## What to do:
Repeat every record below exactly, but leave out any pictures.

## Source data:
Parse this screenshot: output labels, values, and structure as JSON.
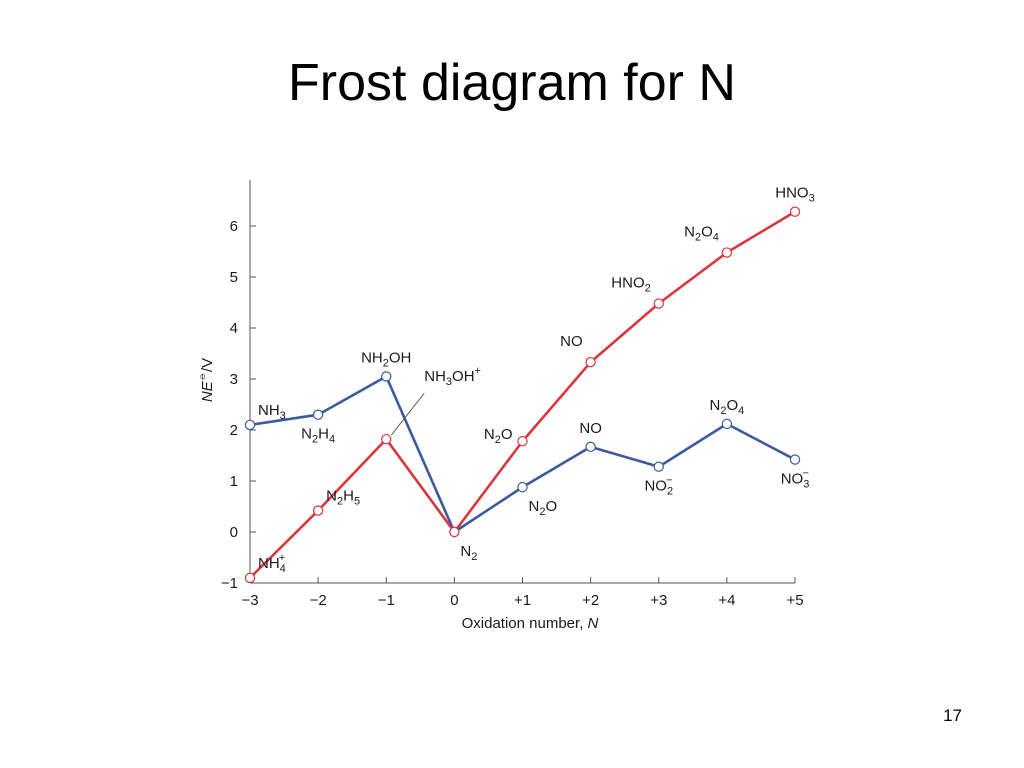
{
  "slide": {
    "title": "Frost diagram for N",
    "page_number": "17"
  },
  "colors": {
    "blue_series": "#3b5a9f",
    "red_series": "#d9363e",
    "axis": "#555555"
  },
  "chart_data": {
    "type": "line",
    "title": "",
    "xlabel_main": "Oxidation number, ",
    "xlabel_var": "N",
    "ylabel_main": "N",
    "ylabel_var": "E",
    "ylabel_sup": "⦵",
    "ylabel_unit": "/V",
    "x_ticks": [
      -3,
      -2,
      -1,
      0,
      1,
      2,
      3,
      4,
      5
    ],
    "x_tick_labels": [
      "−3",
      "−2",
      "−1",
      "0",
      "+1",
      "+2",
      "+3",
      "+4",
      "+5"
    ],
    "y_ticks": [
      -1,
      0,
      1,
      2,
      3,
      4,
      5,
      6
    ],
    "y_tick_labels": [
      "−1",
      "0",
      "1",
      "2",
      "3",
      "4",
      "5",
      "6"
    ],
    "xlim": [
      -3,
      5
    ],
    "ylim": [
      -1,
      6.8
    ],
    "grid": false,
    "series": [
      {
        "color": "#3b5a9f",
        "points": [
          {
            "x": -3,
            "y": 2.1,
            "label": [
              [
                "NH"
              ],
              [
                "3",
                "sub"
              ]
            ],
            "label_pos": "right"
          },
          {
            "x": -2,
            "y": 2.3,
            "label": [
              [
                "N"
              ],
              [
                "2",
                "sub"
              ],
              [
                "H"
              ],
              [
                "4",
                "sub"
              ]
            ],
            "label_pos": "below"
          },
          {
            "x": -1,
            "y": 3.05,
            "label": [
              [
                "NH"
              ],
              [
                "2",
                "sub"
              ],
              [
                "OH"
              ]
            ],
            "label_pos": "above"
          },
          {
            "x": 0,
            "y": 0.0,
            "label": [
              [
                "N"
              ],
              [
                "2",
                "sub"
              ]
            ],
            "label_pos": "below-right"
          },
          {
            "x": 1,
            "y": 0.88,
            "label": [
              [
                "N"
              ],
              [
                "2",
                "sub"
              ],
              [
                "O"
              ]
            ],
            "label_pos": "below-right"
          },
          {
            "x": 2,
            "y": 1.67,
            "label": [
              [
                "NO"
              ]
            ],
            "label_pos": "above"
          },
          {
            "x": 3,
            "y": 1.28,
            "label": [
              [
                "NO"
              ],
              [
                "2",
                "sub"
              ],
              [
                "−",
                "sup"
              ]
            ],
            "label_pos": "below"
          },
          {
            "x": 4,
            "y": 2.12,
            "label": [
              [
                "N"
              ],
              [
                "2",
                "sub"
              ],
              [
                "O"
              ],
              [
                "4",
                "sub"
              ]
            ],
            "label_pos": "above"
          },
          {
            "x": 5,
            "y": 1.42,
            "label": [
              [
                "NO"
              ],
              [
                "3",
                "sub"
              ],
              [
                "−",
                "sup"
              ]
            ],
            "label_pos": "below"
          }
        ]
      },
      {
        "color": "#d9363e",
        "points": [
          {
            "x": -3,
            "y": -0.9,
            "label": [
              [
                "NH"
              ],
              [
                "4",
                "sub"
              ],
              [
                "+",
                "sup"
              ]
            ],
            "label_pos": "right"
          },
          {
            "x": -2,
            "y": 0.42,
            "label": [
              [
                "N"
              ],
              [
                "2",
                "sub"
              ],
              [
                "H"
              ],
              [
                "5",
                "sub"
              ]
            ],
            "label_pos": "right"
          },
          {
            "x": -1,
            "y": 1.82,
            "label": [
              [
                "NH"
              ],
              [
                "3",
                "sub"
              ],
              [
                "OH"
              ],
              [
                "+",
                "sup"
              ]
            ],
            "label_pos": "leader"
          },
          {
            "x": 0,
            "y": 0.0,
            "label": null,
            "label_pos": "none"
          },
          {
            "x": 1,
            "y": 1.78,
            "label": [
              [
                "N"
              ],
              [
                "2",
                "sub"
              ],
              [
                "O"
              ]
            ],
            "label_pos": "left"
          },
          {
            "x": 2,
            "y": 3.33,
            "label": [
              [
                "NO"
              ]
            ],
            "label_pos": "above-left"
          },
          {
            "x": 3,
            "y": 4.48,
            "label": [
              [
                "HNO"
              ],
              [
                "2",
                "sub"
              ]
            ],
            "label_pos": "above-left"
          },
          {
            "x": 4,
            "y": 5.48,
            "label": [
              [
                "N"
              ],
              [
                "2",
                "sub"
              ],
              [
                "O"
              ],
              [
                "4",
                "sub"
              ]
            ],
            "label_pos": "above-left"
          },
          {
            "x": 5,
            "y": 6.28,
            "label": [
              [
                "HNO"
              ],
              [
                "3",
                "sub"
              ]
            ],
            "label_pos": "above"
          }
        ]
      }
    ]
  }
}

## Response to this exercise:
Parse this screenshot: output labels, values, and structure as JSON.
{
  "slide": {
    "title": "Frost diagram for N",
    "page_number": "17"
  },
  "colors": {
    "blue_series": "#3b5a9f",
    "red_series": "#d9363e",
    "axis": "#555555"
  },
  "chart_data": {
    "type": "line",
    "title": "",
    "xlabel_main": "Oxidation number, ",
    "xlabel_var": "N",
    "ylabel_main": "N",
    "ylabel_var": "E",
    "ylabel_sup": "⦵",
    "ylabel_unit": "/V",
    "x_ticks": [
      -3,
      -2,
      -1,
      0,
      1,
      2,
      3,
      4,
      5
    ],
    "x_tick_labels": [
      "−3",
      "−2",
      "−1",
      "0",
      "+1",
      "+2",
      "+3",
      "+4",
      "+5"
    ],
    "y_ticks": [
      -1,
      0,
      1,
      2,
      3,
      4,
      5,
      6
    ],
    "y_tick_labels": [
      "−1",
      "0",
      "1",
      "2",
      "3",
      "4",
      "5",
      "6"
    ],
    "xlim": [
      -3,
      5
    ],
    "ylim": [
      -1,
      6.8
    ],
    "grid": false,
    "series": [
      {
        "color": "#3b5a9f",
        "points": [
          {
            "x": -3,
            "y": 2.1,
            "label": [
              [
                "NH"
              ],
              [
                "3",
                "sub"
              ]
            ],
            "label_pos": "right"
          },
          {
            "x": -2,
            "y": 2.3,
            "label": [
              [
                "N"
              ],
              [
                "2",
                "sub"
              ],
              [
                "H"
              ],
              [
                "4",
                "sub"
              ]
            ],
            "label_pos": "below"
          },
          {
            "x": -1,
            "y": 3.05,
            "label": [
              [
                "NH"
              ],
              [
                "2",
                "sub"
              ],
              [
                "OH"
              ]
            ],
            "label_pos": "above"
          },
          {
            "x": 0,
            "y": 0.0,
            "label": [
              [
                "N"
              ],
              [
                "2",
                "sub"
              ]
            ],
            "label_pos": "below-right"
          },
          {
            "x": 1,
            "y": 0.88,
            "label": [
              [
                "N"
              ],
              [
                "2",
                "sub"
              ],
              [
                "O"
              ]
            ],
            "label_pos": "below-right"
          },
          {
            "x": 2,
            "y": 1.67,
            "label": [
              [
                "NO"
              ]
            ],
            "label_pos": "above"
          },
          {
            "x": 3,
            "y": 1.28,
            "label": [
              [
                "NO"
              ],
              [
                "2",
                "sub"
              ],
              [
                "−",
                "sup"
              ]
            ],
            "label_pos": "below"
          },
          {
            "x": 4,
            "y": 2.12,
            "label": [
              [
                "N"
              ],
              [
                "2",
                "sub"
              ],
              [
                "O"
              ],
              [
                "4",
                "sub"
              ]
            ],
            "label_pos": "above"
          },
          {
            "x": 5,
            "y": 1.42,
            "label": [
              [
                "NO"
              ],
              [
                "3",
                "sub"
              ],
              [
                "−",
                "sup"
              ]
            ],
            "label_pos": "below"
          }
        ]
      },
      {
        "color": "#d9363e",
        "points": [
          {
            "x": -3,
            "y": -0.9,
            "label": [
              [
                "NH"
              ],
              [
                "4",
                "sub"
              ],
              [
                "+",
                "sup"
              ]
            ],
            "label_pos": "right"
          },
          {
            "x": -2,
            "y": 0.42,
            "label": [
              [
                "N"
              ],
              [
                "2",
                "sub"
              ],
              [
                "H"
              ],
              [
                "5",
                "sub"
              ]
            ],
            "label_pos": "right"
          },
          {
            "x": -1,
            "y": 1.82,
            "label": [
              [
                "NH"
              ],
              [
                "3",
                "sub"
              ],
              [
                "OH"
              ],
              [
                "+",
                "sup"
              ]
            ],
            "label_pos": "leader"
          },
          {
            "x": 0,
            "y": 0.0,
            "label": null,
            "label_pos": "none"
          },
          {
            "x": 1,
            "y": 1.78,
            "label": [
              [
                "N"
              ],
              [
                "2",
                "sub"
              ],
              [
                "O"
              ]
            ],
            "label_pos": "left"
          },
          {
            "x": 2,
            "y": 3.33,
            "label": [
              [
                "NO"
              ]
            ],
            "label_pos": "above-left"
          },
          {
            "x": 3,
            "y": 4.48,
            "label": [
              [
                "HNO"
              ],
              [
                "2",
                "sub"
              ]
            ],
            "label_pos": "above-left"
          },
          {
            "x": 4,
            "y": 5.48,
            "label": [
              [
                "N"
              ],
              [
                "2",
                "sub"
              ],
              [
                "O"
              ],
              [
                "4",
                "sub"
              ]
            ],
            "label_pos": "above-left"
          },
          {
            "x": 5,
            "y": 6.28,
            "label": [
              [
                "HNO"
              ],
              [
                "3",
                "sub"
              ]
            ],
            "label_pos": "above"
          }
        ]
      }
    ]
  }
}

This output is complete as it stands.